- **CONSIGNES**:
1. Transforme en liste le paragraphe de l'extrait ci-dessous qui commence par « Dans le genre », sans perdre ses faits principaux.
2. Selon l'extrait, quel nom porte aujourd'hui Dope Rymes Sayer ?

- **EXTRAIT**:
Dans un autre délire mais aussi insupportable (et déjà à l'époque), les Marseillais du Soul Swing. Les mecs s'appelaient Dope Rymes Sayer (aujourd'hui Faf Larage) et Grand Organisateur DEF (Def Bond), quand même, gardez la pêche les mecs. Le troisième à rapper n'était autre que... K.Rhyme Le Roi. Que du lourd. Le rap marseillais, ça a toujours été un peu naze, un peu balourd et là, on n'était pas dans les meilleurs exemples du contraire.

Dans le genre "j'aime bien mais j'ai un peu honte", le morceau de N.A.P. (New African Poets, les Strasbourgeois straight outta Neuhof) avec son ton larmoyant et son piano-violon de rigueur m'avait donné envie d'acheter leur album "La Racaille Sort 1 Disque". Et puis je réécoutais bien le morceau et je me rendais compte que non, les mecs étaient p'tet sincères et tout mais... ils rappaient pas très bien. Et comme l'album était pas donné et que j'avais pas trop de sous, je me suis abstenu. Sans regret finalement.

- **DONNÉES BRUTES**:

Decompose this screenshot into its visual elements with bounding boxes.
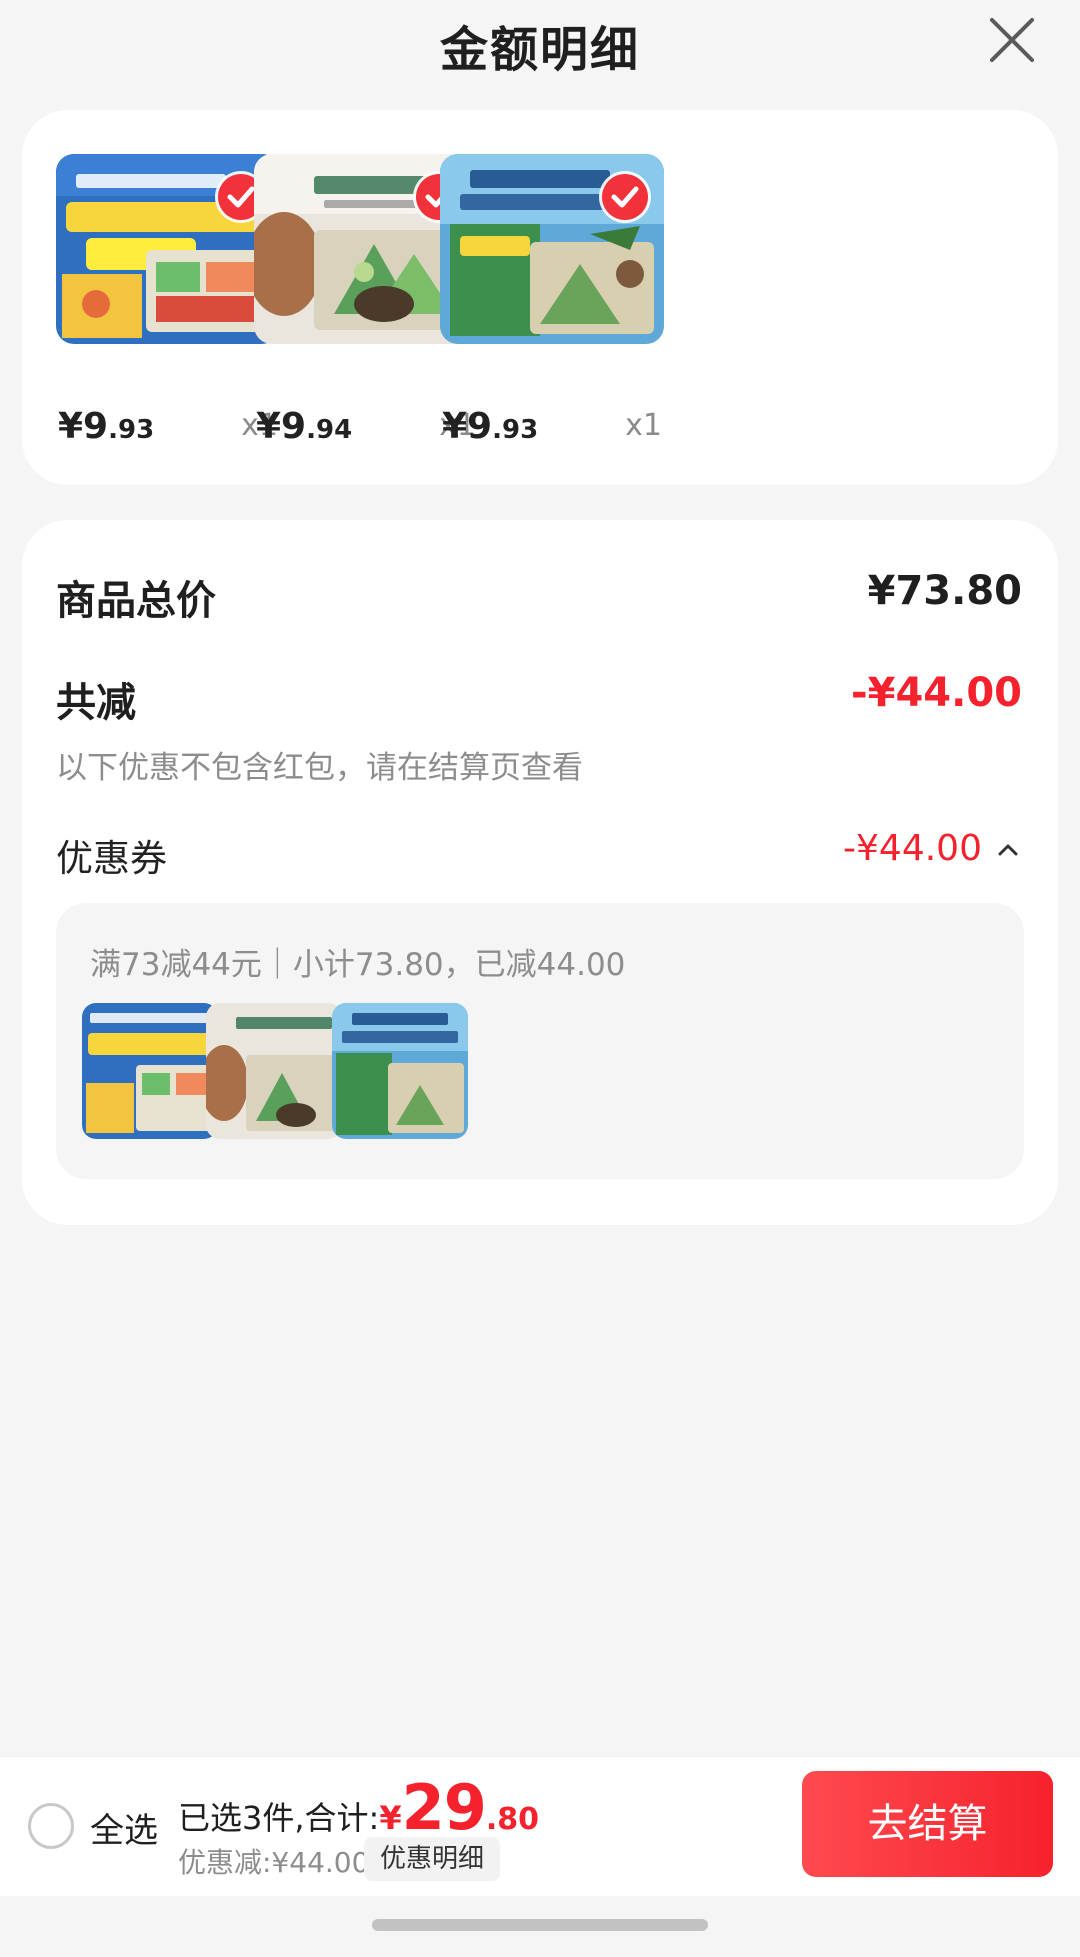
checkout-bar: 全选 已选3件,合计:¥29.80 优惠减:¥44.00 优惠明细 去结算 xyxy=(0,1756,1080,1896)
product-list-card: ¥9.93 x1 ¥9.94 x1 ¥9.93 x1 xyxy=(22,110,1058,485)
product-price: ¥9.93 xyxy=(442,406,539,447)
discount-detail-button[interactable]: 优惠明细 xyxy=(364,1837,501,1881)
header: 金额明细 xyxy=(0,0,1080,96)
page-title: 金额明细 xyxy=(439,22,640,78)
select-all-radio[interactable] xyxy=(28,1803,74,1849)
chevron-up-icon[interactable] xyxy=(994,836,1022,864)
coupon-product-thumb xyxy=(206,1003,342,1139)
coupon-label[interactable]: 优惠券 xyxy=(56,828,167,882)
coupon-value[interactable]: -¥44.00 xyxy=(843,828,982,869)
home-indicator[interactable] xyxy=(372,1919,708,1931)
product-price: ¥9.94 xyxy=(256,406,353,447)
close-icon[interactable] xyxy=(984,12,1040,68)
product-price: ¥9.93 xyxy=(58,406,155,447)
checkout-button[interactable]: 去结算 xyxy=(802,1771,1053,1877)
reduction-note: 以下优惠不包含红包，请在结算页查看 xyxy=(56,750,583,786)
product-quantity: x1 xyxy=(625,408,662,443)
coupon-detail-text: 满73减44元｜小计73.80，已减44.00 xyxy=(90,947,626,983)
reduction-value: -¥44.00 xyxy=(851,670,1022,716)
price-detail-card: 商品总价 ¥73.80 共减 -¥44.00 以下优惠不包含红包，请在结算页查看… xyxy=(22,520,1058,1225)
reduction-label: 共减 xyxy=(56,680,136,726)
product-item[interactable]: ¥9.93 x1 xyxy=(440,154,664,447)
total-price-value: ¥73.80 xyxy=(867,568,1022,614)
total-price-label: 商品总价 xyxy=(56,578,216,624)
coupon-product-thumb xyxy=(82,1003,218,1139)
coupon-detail-box: 满73减44元｜小计73.80，已减44.00 xyxy=(56,903,1024,1179)
coupon-product-thumb xyxy=(332,1003,468,1139)
product-item[interactable]: ¥9.93 x1 xyxy=(56,154,280,447)
checked-icon[interactable] xyxy=(602,174,648,220)
discount-summary: 优惠减:¥44.00 xyxy=(178,1846,370,1879)
total-summary: 已选3件,合计:¥29.80 xyxy=(178,1771,540,1844)
select-all-label[interactable]: 全选 xyxy=(90,1803,158,1852)
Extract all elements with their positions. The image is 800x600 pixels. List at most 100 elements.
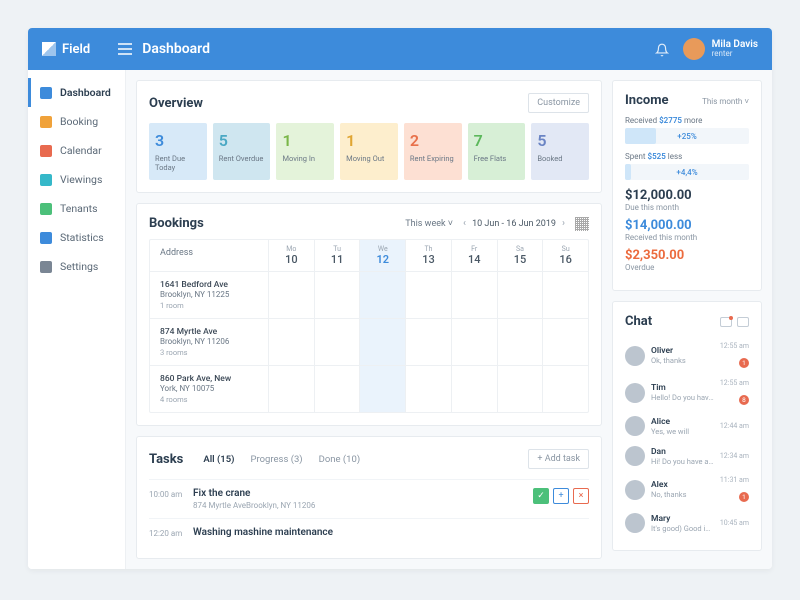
tasks-title: Tasks <box>149 452 183 467</box>
customize-button[interactable]: Customize <box>528 93 589 113</box>
chat-item[interactable]: AliceYes, we will12:44 am <box>625 411 749 441</box>
cal-cell[interactable] <box>405 319 451 365</box>
plus-icon[interactable]: + <box>553 488 569 504</box>
unread-badge: 8 <box>739 395 749 405</box>
stat-card[interactable]: 7Free Flats <box>468 123 526 180</box>
cal-cell[interactable] <box>359 272 405 318</box>
chat-item[interactable]: AlexNo, thanks11:31 am1 <box>625 471 749 508</box>
stat-card[interactable]: 5Rent Overdue <box>213 123 271 180</box>
bookings-panel: Bookings This week ˅ ‹ 10 Jun - 16 Jun 2… <box>136 203 602 426</box>
cal-cell[interactable] <box>314 272 360 318</box>
stat-card[interactable]: 1Moving Out <box>340 123 398 180</box>
chat-item[interactable]: MaryIt's good) Good ideas…10:45 am <box>625 508 749 538</box>
cal-cell[interactable] <box>314 366 360 412</box>
avatar <box>683 38 705 60</box>
nav-statistics[interactable]: Statistics <box>28 223 125 252</box>
cal-cell[interactable] <box>268 272 314 318</box>
nav-calendar[interactable]: Calendar <box>28 136 125 165</box>
cal-cell[interactable] <box>451 319 497 365</box>
avatar <box>625 446 645 466</box>
booking-address[interactable]: 1641 Bedford AveBrooklyn, NY 112251 room <box>150 272 268 318</box>
unread-badge: 1 <box>739 492 749 502</box>
close-icon[interactable]: × <box>573 488 589 504</box>
add-task-button[interactable]: + Add task <box>528 449 589 469</box>
spent-bar: +4,4% <box>625 164 749 180</box>
next-arrow-icon[interactable]: › <box>562 218 565 229</box>
stats-icon <box>40 232 52 244</box>
booking-row: 1641 Bedford AveBrooklyn, NY 112251 room <box>150 272 588 319</box>
stat-card[interactable]: 3Rent Due Today <box>149 123 207 180</box>
day-header[interactable]: We12 <box>359 240 405 271</box>
users-icon <box>40 203 52 215</box>
nav-dashboard[interactable]: Dashboard <box>28 78 125 107</box>
task-tab[interactable]: All (15) <box>203 454 234 465</box>
avatar <box>625 383 645 403</box>
cal-cell[interactable] <box>405 366 451 412</box>
cal-cell[interactable] <box>542 366 588 412</box>
menu-icon[interactable] <box>118 40 132 59</box>
stat-card[interactable]: 1Moving In <box>276 123 334 180</box>
day-header[interactable]: Tu11 <box>314 240 360 271</box>
chat-item[interactable]: DanHi! Do you have an…12:34 am <box>625 441 749 471</box>
task-tab[interactable]: Progress (3) <box>251 454 303 465</box>
stat-card[interactable]: 5Booked <box>531 123 589 180</box>
overview-title: Overview <box>149 96 203 111</box>
eye-icon <box>40 174 52 186</box>
date-range: ‹ 10 Jun - 16 Jun 2019 › <box>463 218 565 229</box>
cal-cell[interactable] <box>497 366 543 412</box>
avatar <box>625 480 645 500</box>
task-row: 12:20 amWashing mashine maintenance <box>149 518 589 546</box>
day-header[interactable]: Th13 <box>405 240 451 271</box>
calendar-icon[interactable] <box>737 317 749 327</box>
booking-address[interactable]: 860 Park Ave, NewYork, NY 100754 rooms <box>150 366 268 412</box>
cal-cell[interactable] <box>268 319 314 365</box>
prev-arrow-icon[interactable]: ‹ <box>463 218 466 229</box>
cal-cell[interactable] <box>314 319 360 365</box>
cal-cell[interactable] <box>359 366 405 412</box>
task-tab[interactable]: Done (10) <box>319 454 361 465</box>
day-header[interactable]: Sa15 <box>497 240 543 271</box>
nav-tenants[interactable]: Tenants <box>28 194 125 223</box>
income-figure: $12,000.00Due this month <box>625 188 749 212</box>
cal-cell[interactable] <box>542 272 588 318</box>
chat-item[interactable]: OliverOk, thanks12:55 am1 <box>625 337 749 374</box>
stat-card[interactable]: 2Rent Expiring <box>404 123 462 180</box>
cal-cell[interactable] <box>497 319 543 365</box>
cal-cell[interactable] <box>542 319 588 365</box>
logo[interactable]: Field <box>42 42 90 57</box>
chat-item[interactable]: TimHello! Do you have…12:55 am8 <box>625 374 749 411</box>
day-header[interactable]: Su16 <box>542 240 588 271</box>
day-header[interactable]: Mo10 <box>268 240 314 271</box>
nav-settings[interactable]: Settings <box>28 252 125 281</box>
cal-cell[interactable] <box>451 366 497 412</box>
logo-icon <box>42 42 56 56</box>
period-selector[interactable]: This month ˅ <box>702 97 749 106</box>
income-figure: $14,000.00Received this month <box>625 218 749 242</box>
cal-cell[interactable] <box>497 272 543 318</box>
cal-cell[interactable] <box>405 272 451 318</box>
booking-row: 860 Park Ave, NewYork, NY 100754 rooms <box>150 366 588 412</box>
mail-icon[interactable] <box>720 317 732 327</box>
received-bar: +25% <box>625 128 749 144</box>
booking-address[interactable]: 874 Myrtle AveBrooklyn, NY 112063 rooms <box>150 319 268 365</box>
cal-cell[interactable] <box>268 366 314 412</box>
cal-cell[interactable] <box>451 272 497 318</box>
user-menu[interactable]: Mila Davis renter <box>683 38 758 60</box>
page-title: Dashboard <box>142 41 210 57</box>
address-header: Address <box>150 240 268 271</box>
cal-cell[interactable] <box>359 319 405 365</box>
avatar <box>625 513 645 533</box>
bookings-title: Bookings <box>149 216 204 231</box>
topbar: Field Dashboard Mila Davis renter <box>28 28 772 70</box>
brand-text: Field <box>62 42 90 57</box>
day-header[interactable]: Fr14 <box>451 240 497 271</box>
week-selector[interactable]: This week ˅ <box>405 218 453 229</box>
grid-icon[interactable] <box>575 217 589 231</box>
income-panel: Income This month ˅ Received $2775 more … <box>612 80 762 291</box>
nav-viewings[interactable]: Viewings <box>28 165 125 194</box>
received-line: Received $2775 more <box>625 116 749 125</box>
check-icon[interactable]: ✓ <box>533 488 549 504</box>
nav-booking[interactable]: Booking <box>28 107 125 136</box>
bell-icon[interactable] <box>655 42 669 56</box>
chat-panel: Chat OliverOk, thanks12:55 am1TimHello! … <box>612 301 762 551</box>
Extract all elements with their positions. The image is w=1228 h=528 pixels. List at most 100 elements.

- **RÉPONSES**:
1.
- Groupe : N.A.P. (New African Poets), originaire de Strasbourg, du Neuhof.
- Morceau : ton larmoyant, piano et violon.
- Effet initial : envie d'acheter l'album « La Racaille Sort 1 Disque ».
- À la réécoute : les rappeurs semblaient sincères mais ne rappaient pas très bien.
- Décision : album trop cher et peu d'argent, donc pas d'achat, sans regret.

2. Faf Larage.